Exercise —
Identify each line below that contains the word "Temperature", and copy it out.

Supplied material —
──────────────────────────────

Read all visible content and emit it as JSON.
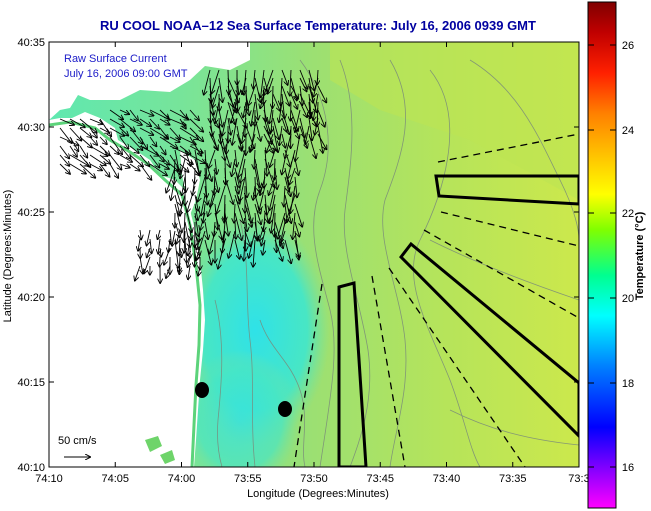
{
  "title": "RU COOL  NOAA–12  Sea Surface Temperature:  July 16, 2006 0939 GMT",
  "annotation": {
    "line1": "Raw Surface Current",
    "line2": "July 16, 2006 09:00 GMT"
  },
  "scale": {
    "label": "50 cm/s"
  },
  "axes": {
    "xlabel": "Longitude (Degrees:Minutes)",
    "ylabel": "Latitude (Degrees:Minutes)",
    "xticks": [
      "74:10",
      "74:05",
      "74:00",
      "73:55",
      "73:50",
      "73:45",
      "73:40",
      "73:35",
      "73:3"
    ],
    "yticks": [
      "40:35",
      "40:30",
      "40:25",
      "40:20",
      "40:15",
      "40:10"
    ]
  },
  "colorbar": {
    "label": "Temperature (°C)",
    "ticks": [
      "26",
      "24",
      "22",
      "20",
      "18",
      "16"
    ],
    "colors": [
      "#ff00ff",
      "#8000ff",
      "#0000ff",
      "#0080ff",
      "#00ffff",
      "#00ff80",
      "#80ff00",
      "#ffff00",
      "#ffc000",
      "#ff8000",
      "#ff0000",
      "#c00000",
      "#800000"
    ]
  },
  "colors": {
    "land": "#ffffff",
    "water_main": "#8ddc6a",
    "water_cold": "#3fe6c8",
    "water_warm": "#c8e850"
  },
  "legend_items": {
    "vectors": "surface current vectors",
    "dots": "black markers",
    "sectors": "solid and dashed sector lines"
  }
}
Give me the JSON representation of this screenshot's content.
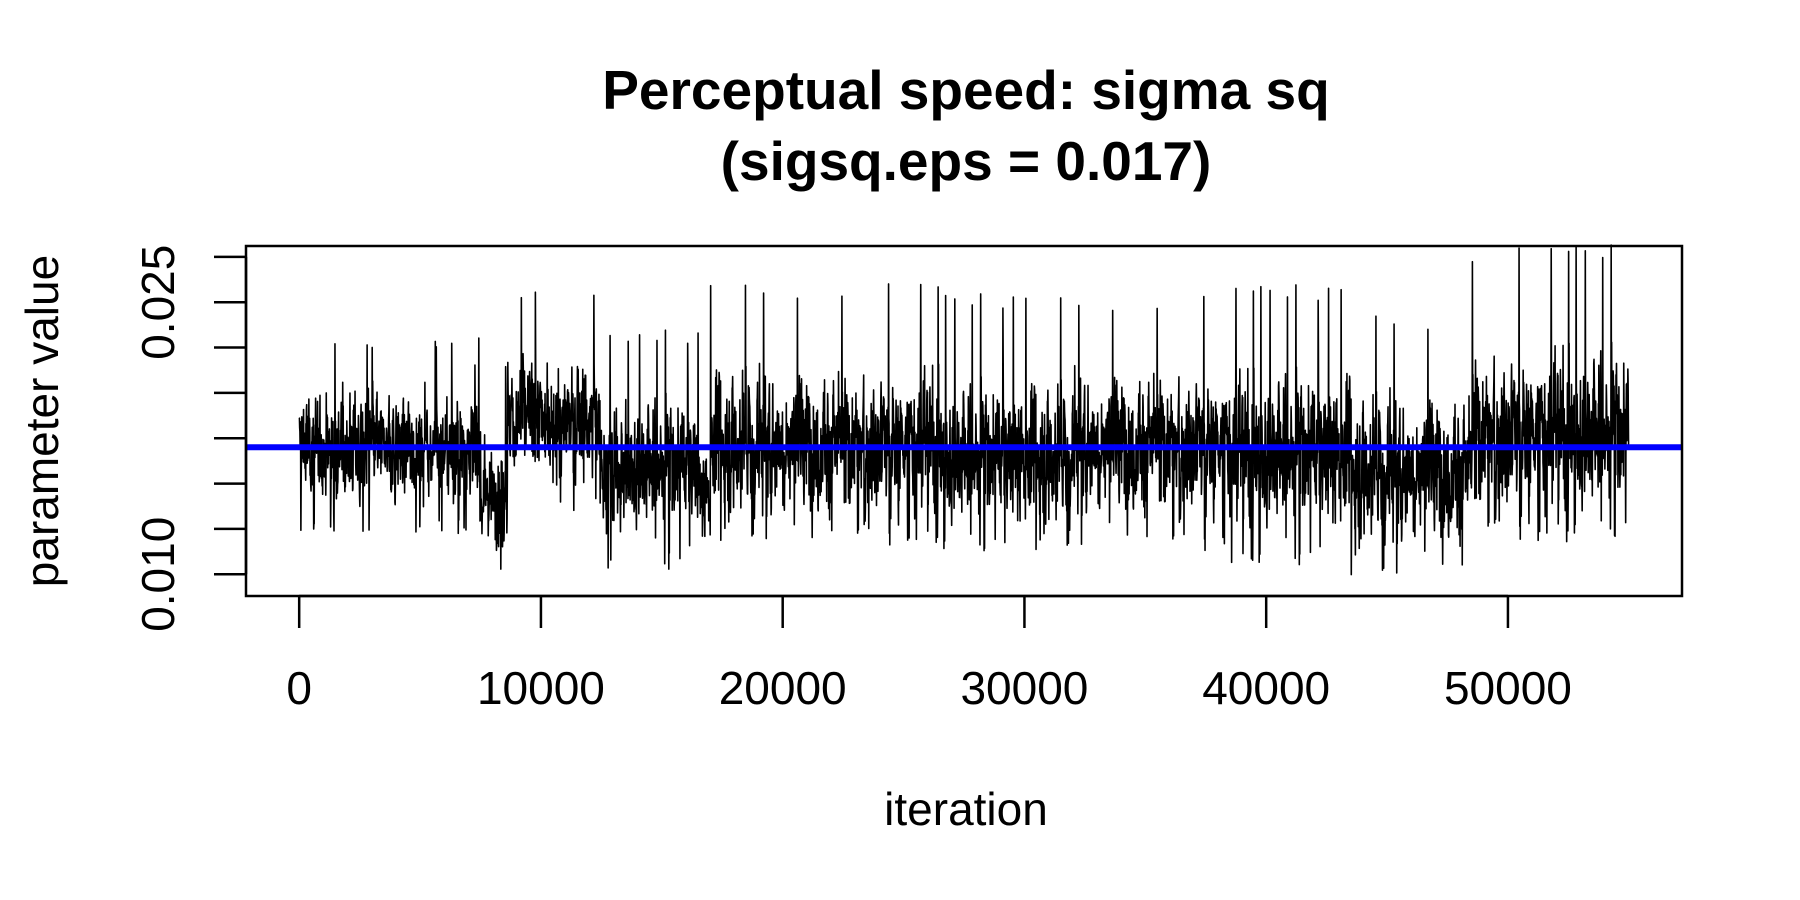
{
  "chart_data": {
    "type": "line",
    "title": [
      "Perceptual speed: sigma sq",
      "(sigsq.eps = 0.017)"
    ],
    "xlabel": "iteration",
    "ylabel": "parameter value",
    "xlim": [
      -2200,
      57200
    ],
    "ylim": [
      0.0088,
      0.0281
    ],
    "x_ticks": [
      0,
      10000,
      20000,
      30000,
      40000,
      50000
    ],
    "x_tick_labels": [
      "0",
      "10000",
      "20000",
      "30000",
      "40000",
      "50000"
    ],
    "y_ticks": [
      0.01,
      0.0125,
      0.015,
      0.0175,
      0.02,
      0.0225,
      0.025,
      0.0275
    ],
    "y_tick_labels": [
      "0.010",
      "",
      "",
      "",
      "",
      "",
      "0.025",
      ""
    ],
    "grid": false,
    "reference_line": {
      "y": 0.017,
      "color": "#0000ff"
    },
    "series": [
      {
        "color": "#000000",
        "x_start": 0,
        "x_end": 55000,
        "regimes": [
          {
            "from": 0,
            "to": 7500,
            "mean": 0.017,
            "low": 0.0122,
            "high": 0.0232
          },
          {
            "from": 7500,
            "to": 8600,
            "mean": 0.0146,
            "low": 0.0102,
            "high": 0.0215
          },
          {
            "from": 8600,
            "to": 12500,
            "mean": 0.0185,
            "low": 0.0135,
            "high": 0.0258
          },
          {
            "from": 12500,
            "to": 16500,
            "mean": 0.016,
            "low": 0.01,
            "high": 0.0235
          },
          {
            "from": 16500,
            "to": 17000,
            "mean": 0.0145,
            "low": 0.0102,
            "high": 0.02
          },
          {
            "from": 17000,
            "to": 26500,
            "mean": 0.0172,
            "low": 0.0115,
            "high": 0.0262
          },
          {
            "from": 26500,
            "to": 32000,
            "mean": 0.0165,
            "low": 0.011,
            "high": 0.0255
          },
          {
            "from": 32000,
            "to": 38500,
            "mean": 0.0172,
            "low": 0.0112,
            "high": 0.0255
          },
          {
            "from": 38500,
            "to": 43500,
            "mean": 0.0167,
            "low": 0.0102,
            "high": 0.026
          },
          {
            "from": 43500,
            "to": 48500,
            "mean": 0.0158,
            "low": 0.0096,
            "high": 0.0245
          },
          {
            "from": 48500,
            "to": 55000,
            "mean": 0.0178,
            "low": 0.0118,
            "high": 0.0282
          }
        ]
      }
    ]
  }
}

──────────────────────────────

Completed task —
  "title": "RU COOL  NOAA–12  Sea Surface Temperature:  July 16, 2006 0939 GMT",
    "label": "Temperature (°C)",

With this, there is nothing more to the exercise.